Problem to work on
Find the lines holding the string "dafe" in the data, then copy all of them.

Information provided
** START **

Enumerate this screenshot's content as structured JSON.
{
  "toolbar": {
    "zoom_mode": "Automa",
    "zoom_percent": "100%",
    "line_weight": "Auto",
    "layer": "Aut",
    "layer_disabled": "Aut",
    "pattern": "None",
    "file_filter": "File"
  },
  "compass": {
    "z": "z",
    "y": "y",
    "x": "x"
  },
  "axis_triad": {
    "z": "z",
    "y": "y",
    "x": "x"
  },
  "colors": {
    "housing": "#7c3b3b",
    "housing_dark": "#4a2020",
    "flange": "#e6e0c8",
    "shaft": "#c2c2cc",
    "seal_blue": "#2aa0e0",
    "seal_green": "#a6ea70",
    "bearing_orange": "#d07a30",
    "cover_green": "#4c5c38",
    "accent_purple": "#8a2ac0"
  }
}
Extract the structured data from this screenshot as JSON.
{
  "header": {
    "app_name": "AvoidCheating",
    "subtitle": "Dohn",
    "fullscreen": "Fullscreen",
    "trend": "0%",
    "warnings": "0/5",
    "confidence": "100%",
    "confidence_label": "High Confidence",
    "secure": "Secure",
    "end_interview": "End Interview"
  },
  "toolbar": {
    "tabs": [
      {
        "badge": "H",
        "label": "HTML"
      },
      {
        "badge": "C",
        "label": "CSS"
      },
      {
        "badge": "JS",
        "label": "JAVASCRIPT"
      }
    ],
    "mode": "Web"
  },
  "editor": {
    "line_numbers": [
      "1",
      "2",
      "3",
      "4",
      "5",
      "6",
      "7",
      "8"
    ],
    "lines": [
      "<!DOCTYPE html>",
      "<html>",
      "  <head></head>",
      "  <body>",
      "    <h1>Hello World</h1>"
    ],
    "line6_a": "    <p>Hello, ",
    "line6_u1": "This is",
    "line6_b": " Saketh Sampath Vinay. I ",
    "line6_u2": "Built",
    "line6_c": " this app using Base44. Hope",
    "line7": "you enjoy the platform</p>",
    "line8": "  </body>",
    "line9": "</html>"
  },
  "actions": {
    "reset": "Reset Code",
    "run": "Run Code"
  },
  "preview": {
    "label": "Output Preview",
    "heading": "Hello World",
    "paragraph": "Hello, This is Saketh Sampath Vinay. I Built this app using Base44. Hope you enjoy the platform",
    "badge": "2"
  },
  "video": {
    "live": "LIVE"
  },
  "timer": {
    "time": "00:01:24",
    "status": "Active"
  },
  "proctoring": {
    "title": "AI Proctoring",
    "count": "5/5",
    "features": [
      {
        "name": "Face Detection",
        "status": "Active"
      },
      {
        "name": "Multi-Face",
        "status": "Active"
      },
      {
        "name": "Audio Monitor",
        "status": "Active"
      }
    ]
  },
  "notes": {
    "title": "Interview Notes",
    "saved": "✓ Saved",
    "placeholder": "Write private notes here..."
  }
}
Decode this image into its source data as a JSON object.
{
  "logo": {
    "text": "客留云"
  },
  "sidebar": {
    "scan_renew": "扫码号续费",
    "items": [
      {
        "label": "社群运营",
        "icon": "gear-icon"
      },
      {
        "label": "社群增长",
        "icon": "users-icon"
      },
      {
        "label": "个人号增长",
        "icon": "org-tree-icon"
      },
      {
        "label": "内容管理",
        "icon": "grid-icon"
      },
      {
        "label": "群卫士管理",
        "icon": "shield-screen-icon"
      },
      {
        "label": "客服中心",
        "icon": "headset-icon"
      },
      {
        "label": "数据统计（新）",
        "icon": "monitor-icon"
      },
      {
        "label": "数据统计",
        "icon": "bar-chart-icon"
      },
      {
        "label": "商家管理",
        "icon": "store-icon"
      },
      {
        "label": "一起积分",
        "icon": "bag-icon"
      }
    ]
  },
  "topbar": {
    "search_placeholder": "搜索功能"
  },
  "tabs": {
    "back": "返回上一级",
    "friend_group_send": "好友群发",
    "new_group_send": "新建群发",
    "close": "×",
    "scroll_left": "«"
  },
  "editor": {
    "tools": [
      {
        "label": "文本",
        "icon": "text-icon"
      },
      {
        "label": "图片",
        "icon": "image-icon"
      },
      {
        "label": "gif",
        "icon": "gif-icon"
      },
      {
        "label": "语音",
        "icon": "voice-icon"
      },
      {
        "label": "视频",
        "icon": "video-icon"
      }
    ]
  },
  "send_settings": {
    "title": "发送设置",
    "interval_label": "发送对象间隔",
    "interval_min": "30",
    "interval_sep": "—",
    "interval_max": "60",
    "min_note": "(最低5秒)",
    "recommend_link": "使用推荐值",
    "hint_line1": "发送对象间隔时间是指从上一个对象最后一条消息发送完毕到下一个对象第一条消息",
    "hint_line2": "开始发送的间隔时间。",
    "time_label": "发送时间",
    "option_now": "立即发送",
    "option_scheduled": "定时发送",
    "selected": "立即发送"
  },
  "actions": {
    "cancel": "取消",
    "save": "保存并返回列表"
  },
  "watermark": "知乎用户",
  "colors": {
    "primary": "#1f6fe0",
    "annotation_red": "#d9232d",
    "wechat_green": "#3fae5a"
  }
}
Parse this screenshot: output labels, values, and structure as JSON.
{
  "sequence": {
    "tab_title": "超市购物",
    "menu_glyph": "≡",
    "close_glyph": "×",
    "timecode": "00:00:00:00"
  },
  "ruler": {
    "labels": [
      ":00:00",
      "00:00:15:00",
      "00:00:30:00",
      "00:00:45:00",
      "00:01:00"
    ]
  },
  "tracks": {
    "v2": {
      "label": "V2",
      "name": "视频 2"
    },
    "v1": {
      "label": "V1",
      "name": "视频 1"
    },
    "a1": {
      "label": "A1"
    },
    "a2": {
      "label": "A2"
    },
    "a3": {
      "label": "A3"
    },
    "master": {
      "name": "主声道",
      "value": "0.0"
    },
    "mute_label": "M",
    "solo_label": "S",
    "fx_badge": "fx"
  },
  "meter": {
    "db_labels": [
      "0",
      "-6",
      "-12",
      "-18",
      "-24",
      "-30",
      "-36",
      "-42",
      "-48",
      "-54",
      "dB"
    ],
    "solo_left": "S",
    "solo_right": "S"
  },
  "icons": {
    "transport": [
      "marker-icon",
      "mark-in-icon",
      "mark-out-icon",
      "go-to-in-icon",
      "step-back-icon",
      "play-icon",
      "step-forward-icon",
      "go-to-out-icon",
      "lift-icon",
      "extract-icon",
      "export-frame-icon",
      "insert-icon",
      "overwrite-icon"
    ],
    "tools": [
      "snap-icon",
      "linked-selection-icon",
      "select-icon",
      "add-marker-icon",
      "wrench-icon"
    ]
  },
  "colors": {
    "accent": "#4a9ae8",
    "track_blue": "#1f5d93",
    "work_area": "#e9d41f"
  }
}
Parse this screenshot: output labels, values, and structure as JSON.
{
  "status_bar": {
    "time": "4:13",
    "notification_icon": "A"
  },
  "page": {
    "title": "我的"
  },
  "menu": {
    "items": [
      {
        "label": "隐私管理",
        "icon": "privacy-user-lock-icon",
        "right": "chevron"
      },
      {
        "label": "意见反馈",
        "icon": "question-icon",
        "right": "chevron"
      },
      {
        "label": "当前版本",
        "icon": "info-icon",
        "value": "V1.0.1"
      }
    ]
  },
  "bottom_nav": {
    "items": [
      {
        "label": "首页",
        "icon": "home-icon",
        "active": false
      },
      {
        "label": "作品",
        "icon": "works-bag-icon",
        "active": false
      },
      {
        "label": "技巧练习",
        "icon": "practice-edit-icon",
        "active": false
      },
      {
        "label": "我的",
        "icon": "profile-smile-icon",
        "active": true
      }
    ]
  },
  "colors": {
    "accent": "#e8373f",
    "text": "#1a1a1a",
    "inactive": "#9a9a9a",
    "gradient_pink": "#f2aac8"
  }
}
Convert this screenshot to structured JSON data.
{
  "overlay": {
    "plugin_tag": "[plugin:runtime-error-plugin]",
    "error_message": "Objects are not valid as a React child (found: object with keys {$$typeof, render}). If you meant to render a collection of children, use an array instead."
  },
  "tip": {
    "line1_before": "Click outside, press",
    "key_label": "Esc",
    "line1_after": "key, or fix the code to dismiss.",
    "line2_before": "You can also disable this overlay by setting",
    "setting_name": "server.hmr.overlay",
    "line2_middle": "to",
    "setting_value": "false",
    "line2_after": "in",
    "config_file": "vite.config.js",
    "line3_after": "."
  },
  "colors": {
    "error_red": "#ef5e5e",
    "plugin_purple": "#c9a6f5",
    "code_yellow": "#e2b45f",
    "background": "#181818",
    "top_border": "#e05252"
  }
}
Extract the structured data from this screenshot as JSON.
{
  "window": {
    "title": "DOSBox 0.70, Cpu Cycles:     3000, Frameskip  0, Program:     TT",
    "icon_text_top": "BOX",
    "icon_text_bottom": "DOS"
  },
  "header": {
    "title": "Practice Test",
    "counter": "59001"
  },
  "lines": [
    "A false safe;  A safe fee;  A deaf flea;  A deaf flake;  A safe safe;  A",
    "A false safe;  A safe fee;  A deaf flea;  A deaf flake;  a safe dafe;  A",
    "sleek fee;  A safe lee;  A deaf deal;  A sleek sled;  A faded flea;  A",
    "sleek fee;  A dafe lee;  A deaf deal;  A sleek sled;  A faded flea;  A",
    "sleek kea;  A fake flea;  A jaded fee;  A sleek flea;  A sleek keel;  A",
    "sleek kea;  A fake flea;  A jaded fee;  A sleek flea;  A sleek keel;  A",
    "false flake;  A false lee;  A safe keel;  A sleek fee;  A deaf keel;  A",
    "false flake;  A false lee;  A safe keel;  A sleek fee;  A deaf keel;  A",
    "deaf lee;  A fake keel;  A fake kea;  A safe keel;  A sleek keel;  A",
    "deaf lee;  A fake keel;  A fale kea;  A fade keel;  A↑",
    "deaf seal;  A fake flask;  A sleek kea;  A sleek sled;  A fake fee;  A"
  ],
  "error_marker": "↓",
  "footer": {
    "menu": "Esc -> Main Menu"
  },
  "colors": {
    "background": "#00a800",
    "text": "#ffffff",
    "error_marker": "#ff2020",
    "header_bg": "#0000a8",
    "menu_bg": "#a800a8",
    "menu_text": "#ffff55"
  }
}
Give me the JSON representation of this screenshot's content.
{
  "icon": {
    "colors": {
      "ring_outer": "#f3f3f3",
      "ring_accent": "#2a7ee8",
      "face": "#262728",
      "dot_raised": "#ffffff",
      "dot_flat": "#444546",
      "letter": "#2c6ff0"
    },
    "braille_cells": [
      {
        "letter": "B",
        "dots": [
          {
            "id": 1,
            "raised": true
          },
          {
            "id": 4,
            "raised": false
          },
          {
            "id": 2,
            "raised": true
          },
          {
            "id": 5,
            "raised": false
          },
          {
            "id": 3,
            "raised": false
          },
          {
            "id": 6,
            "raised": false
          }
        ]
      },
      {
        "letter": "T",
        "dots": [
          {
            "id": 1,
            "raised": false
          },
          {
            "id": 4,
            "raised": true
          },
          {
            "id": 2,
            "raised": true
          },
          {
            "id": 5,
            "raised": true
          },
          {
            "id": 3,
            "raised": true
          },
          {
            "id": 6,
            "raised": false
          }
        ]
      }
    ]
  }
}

** END **

Exercise result
    "A false safe;  A safe fee;  A deaf flea;  A deaf flake;  a safe dafe;  A",
    "sleek fee;  A dafe lee;  A deaf deal;  A sleek sled;  A faded flea;  A",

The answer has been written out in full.